Selection:
▽

Important note about browser settings - If you search around on your favorite search engine for getting rid of the mixed security mode error, many sites will give you directions on changing your browser settings to enable display of mixed content.  Besides the fact that it only changes the behavior for YOUR browser, not everyone else's, this is the web-surfing equivalent of closing your eyes when somebody points a gun at you.  The potential danger is still there, but you don't see it.  The better solution is to fix the actual issue with your own site so that it doesn't exist in the first place.  Change your mixed-mode settings with extreme caution.. they can hide a real problem from view if there is malicious code on somebody else's site.

Expert Comment

by:Robert Silver
Okay if the //serverxyz.com/myimage.jpg or  //serverxyz.com/xyz.js   works
what about a   <a href="//serverxyz.com/home.html">home page</a>  ????

Author Comment

I don't have access to a secure server to test it with at the moment, but did some searching and found an article that says it does work (What's the Protocol?) although I suspect there would be few cases where that's necessary.  

If your link is to the same server (taking your example above literally) then you would just need to point to <a href="/home.html">home page</a> and skip the servername.  This would be the most common method, which would use the current protocol.

△

What is asked:
(A) From the mixed-content discussion, print the passage starting at "Author Comment" and ending at "where that's necessary.".
(B) Translate this sentence from the mixed-content discussion into Spanish: "The potential danger is still there, but you don't see it."
(C) List every web address or file path that appears in the mixed-content discussion.

Supplied records:
▽

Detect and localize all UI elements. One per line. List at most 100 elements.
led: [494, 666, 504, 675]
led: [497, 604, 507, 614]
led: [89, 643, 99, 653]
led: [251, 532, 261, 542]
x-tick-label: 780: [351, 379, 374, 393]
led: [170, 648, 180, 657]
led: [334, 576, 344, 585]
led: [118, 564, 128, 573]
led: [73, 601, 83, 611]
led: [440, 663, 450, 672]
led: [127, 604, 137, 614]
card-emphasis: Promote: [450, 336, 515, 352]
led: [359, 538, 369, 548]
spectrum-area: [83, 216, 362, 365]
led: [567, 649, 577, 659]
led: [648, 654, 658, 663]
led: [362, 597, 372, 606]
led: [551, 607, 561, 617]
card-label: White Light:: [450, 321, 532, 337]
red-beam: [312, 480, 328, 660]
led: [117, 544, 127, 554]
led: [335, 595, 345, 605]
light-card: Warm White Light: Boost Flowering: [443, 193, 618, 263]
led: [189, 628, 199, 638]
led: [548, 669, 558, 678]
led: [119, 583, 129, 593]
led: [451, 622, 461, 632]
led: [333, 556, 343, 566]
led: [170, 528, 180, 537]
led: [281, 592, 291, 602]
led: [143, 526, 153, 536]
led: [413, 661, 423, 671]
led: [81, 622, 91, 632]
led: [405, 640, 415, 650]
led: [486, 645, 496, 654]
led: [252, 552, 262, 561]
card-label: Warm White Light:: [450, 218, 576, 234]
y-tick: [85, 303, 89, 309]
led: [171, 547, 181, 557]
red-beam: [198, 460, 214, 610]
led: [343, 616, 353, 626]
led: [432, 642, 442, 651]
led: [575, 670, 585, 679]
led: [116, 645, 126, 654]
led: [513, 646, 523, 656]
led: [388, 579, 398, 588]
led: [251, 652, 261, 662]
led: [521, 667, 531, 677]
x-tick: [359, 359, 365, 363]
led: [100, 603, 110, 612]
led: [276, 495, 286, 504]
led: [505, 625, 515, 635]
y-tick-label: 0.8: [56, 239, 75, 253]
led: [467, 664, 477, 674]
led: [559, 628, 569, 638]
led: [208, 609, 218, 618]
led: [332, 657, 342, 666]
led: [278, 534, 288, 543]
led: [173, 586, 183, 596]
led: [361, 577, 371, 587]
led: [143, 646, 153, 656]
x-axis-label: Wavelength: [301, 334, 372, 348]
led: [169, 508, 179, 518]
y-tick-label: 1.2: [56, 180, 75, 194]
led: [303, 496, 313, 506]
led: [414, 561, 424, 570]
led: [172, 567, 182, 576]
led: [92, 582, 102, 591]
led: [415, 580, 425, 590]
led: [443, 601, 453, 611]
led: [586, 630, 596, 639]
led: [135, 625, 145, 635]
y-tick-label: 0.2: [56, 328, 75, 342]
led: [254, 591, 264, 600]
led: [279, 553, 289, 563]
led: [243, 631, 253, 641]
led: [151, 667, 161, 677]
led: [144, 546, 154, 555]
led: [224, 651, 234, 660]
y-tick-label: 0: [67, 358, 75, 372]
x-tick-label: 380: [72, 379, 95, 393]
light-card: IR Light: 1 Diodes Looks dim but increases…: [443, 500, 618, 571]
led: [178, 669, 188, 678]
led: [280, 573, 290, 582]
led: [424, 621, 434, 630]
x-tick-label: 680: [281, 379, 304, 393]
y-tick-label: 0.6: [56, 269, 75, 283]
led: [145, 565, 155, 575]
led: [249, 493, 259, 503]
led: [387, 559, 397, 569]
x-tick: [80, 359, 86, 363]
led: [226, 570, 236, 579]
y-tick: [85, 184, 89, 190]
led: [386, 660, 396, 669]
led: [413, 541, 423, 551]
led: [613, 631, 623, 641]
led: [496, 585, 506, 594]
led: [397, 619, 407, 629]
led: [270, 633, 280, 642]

△

Answers given:
(A)
Author Comment

I don't have access to a secure server to test it with at the moment, but did some searching and found an article that says it does work (What's the Protocol?) although I suspect there would be few cases where that's necessary.

(B) El peligro potencial sigue ahí, pero no lo ves.

(C)
//serverxyz.com/myimage.jpg
//serverxyz.com/xyz.js
//serverxyz.com/home.html
/home.html